##### Material to process

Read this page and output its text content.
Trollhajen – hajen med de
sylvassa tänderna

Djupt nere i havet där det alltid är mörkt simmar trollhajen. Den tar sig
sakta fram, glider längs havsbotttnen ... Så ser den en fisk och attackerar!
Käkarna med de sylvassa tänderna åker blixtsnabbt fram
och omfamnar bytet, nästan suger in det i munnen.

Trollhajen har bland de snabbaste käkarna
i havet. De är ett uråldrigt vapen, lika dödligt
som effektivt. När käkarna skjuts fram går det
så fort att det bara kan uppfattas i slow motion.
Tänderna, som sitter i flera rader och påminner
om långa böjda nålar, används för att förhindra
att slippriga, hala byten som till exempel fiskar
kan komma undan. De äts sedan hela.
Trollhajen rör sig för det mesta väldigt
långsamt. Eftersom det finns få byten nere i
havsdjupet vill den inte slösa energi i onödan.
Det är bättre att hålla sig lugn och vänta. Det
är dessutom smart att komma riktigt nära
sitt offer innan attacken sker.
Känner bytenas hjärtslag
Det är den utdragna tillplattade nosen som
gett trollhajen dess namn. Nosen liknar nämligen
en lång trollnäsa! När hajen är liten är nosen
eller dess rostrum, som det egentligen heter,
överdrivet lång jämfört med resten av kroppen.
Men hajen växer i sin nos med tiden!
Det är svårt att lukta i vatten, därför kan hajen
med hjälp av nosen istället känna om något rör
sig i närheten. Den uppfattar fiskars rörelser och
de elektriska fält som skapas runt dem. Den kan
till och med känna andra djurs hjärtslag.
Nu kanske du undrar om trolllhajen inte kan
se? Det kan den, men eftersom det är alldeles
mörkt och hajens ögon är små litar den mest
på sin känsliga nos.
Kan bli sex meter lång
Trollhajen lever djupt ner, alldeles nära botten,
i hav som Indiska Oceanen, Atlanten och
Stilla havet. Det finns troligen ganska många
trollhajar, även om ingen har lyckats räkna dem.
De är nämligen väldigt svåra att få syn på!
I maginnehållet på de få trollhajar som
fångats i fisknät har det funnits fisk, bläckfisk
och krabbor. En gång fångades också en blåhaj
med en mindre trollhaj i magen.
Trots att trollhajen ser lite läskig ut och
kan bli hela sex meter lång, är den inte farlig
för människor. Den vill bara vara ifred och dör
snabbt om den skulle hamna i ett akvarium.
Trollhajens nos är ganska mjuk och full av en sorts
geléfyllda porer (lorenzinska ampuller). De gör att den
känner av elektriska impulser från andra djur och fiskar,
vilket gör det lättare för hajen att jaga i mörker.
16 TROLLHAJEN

##########

What is expected
List each line holding the string "hela".

Answer to the problem
kan komma undan. De äts sedan hela.
kan bli hela sex meter lång, är den inte farlig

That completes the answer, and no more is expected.